[Dataset rows about figures]
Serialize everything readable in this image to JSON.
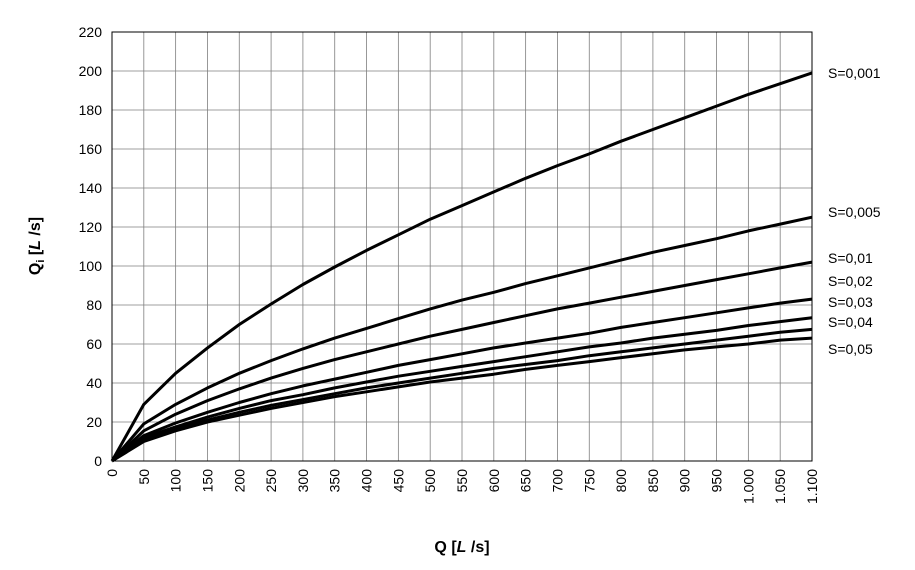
{
  "chart_data": {
    "type": "line",
    "x": [
      0,
      50,
      100,
      150,
      200,
      250,
      300,
      350,
      400,
      450,
      500,
      550,
      600,
      650,
      700,
      750,
      800,
      850,
      900,
      950,
      1000,
      1050,
      1100
    ],
    "x_tick_labels": [
      "0",
      "50",
      "100",
      "150",
      "200",
      "250",
      "300",
      "350",
      "400",
      "450",
      "500",
      "550",
      "600",
      "650",
      "700",
      "750",
      "800",
      "850",
      "900",
      "950",
      "1.000",
      "1.050",
      "1.100"
    ],
    "y_ticks": [
      0,
      20,
      40,
      60,
      80,
      100,
      120,
      140,
      160,
      180,
      200,
      220
    ],
    "xlim": [
      0,
      1100
    ],
    "ylim": [
      0,
      220
    ],
    "grid": true,
    "xlabel": {
      "main": "Q",
      "unit_italic": "L",
      "unit_rest": " /s"
    },
    "ylabel": {
      "main": "Q",
      "sub": "i",
      "unit_italic": "L",
      "unit_rest": " /s"
    },
    "series": [
      {
        "name": "S=0,001",
        "values": [
          0,
          29,
          45,
          58,
          70,
          80.5,
          90.5,
          99.5,
          108,
          116,
          124,
          131,
          138,
          145,
          151.5,
          157.5,
          164,
          170,
          176,
          182,
          188,
          193.5,
          199
        ]
      },
      {
        "name": "S=0,005",
        "values": [
          0,
          19,
          29,
          37.5,
          45,
          51.5,
          57.5,
          63,
          68,
          73,
          78,
          82.5,
          86.5,
          91,
          95,
          99,
          103,
          107,
          110.5,
          114,
          118,
          121.5,
          125
        ]
      },
      {
        "name": "S=0,01",
        "values": [
          0,
          15.5,
          24,
          31,
          37,
          42.5,
          47.5,
          52,
          56,
          60,
          64,
          67.5,
          71,
          74.5,
          78,
          81,
          84,
          87,
          90,
          93,
          96,
          99,
          102
        ]
      },
      {
        "name": "S=0,02",
        "values": [
          0,
          13,
          19.5,
          25,
          30,
          34.5,
          38.5,
          42,
          45.5,
          49,
          52,
          55,
          58,
          60.5,
          63,
          65.5,
          68.5,
          71,
          73.5,
          76,
          78.5,
          81,
          83
        ]
      },
      {
        "name": "S=0,03",
        "values": [
          0,
          12,
          17.5,
          22.5,
          27,
          31,
          34,
          37.5,
          40.5,
          43.5,
          46,
          48.5,
          51,
          53.5,
          56,
          58.5,
          60.5,
          63,
          65,
          67,
          69.5,
          71.5,
          73.5
        ]
      },
      {
        "name": "S=0,04",
        "values": [
          0,
          11,
          16.5,
          21,
          25,
          28.5,
          31.5,
          34.5,
          37.5,
          40,
          42.5,
          45,
          47.5,
          49.5,
          51.5,
          54,
          56,
          58,
          60,
          62,
          64,
          66,
          67.5
        ]
      },
      {
        "name": "S=0,05",
        "values": [
          0,
          10,
          15.5,
          20,
          23.5,
          27,
          30,
          33,
          35.5,
          38,
          40.5,
          42.5,
          44.5,
          47,
          49,
          51,
          53,
          55,
          57,
          58.5,
          60,
          62,
          63
        ]
      }
    ]
  }
}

- _Short problem_: Can the entries above be repeated exactly, without their pictures?

- _Exercise response_:
Serialize everything readable in this image to JSON.
{
  "chart_data": {
    "type": "line",
    "x": [
      0,
      50,
      100,
      150,
      200,
      250,
      300,
      350,
      400,
      450,
      500,
      550,
      600,
      650,
      700,
      750,
      800,
      850,
      900,
      950,
      1000,
      1050,
      1100
    ],
    "x_tick_labels": [
      "0",
      "50",
      "100",
      "150",
      "200",
      "250",
      "300",
      "350",
      "400",
      "450",
      "500",
      "550",
      "600",
      "650",
      "700",
      "750",
      "800",
      "850",
      "900",
      "950",
      "1.000",
      "1.050",
      "1.100"
    ],
    "y_ticks": [
      0,
      20,
      40,
      60,
      80,
      100,
      120,
      140,
      160,
      180,
      200,
      220
    ],
    "xlim": [
      0,
      1100
    ],
    "ylim": [
      0,
      220
    ],
    "grid": true,
    "xlabel": {
      "main": "Q",
      "unit_italic": "L",
      "unit_rest": " /s"
    },
    "ylabel": {
      "main": "Q",
      "sub": "i",
      "unit_italic": "L",
      "unit_rest": " /s"
    },
    "series": [
      {
        "name": "S=0,001",
        "values": [
          0,
          29,
          45,
          58,
          70,
          80.5,
          90.5,
          99.5,
          108,
          116,
          124,
          131,
          138,
          145,
          151.5,
          157.5,
          164,
          170,
          176,
          182,
          188,
          193.5,
          199
        ]
      },
      {
        "name": "S=0,005",
        "values": [
          0,
          19,
          29,
          37.5,
          45,
          51.5,
          57.5,
          63,
          68,
          73,
          78,
          82.5,
          86.5,
          91,
          95,
          99,
          103,
          107,
          110.5,
          114,
          118,
          121.5,
          125
        ]
      },
      {
        "name": "S=0,01",
        "values": [
          0,
          15.5,
          24,
          31,
          37,
          42.5,
          47.5,
          52,
          56,
          60,
          64,
          67.5,
          71,
          74.5,
          78,
          81,
          84,
          87,
          90,
          93,
          96,
          99,
          102
        ]
      },
      {
        "name": "S=0,02",
        "values": [
          0,
          13,
          19.5,
          25,
          30,
          34.5,
          38.5,
          42,
          45.5,
          49,
          52,
          55,
          58,
          60.5,
          63,
          65.5,
          68.5,
          71,
          73.5,
          76,
          78.5,
          81,
          83
        ]
      },
      {
        "name": "S=0,03",
        "values": [
          0,
          12,
          17.5,
          22.5,
          27,
          31,
          34,
          37.5,
          40.5,
          43.5,
          46,
          48.5,
          51,
          53.5,
          56,
          58.5,
          60.5,
          63,
          65,
          67,
          69.5,
          71.5,
          73.5
        ]
      },
      {
        "name": "S=0,04",
        "values": [
          0,
          11,
          16.5,
          21,
          25,
          28.5,
          31.5,
          34.5,
          37.5,
          40,
          42.5,
          45,
          47.5,
          49.5,
          51.5,
          54,
          56,
          58,
          60,
          62,
          64,
          66,
          67.5
        ]
      },
      {
        "name": "S=0,05",
        "values": [
          0,
          10,
          15.5,
          20,
          23.5,
          27,
          30,
          33,
          35.5,
          38,
          40.5,
          42.5,
          44.5,
          47,
          49,
          51,
          53,
          55,
          57,
          58.5,
          60,
          62,
          63
        ]
      }
    ]
  }
}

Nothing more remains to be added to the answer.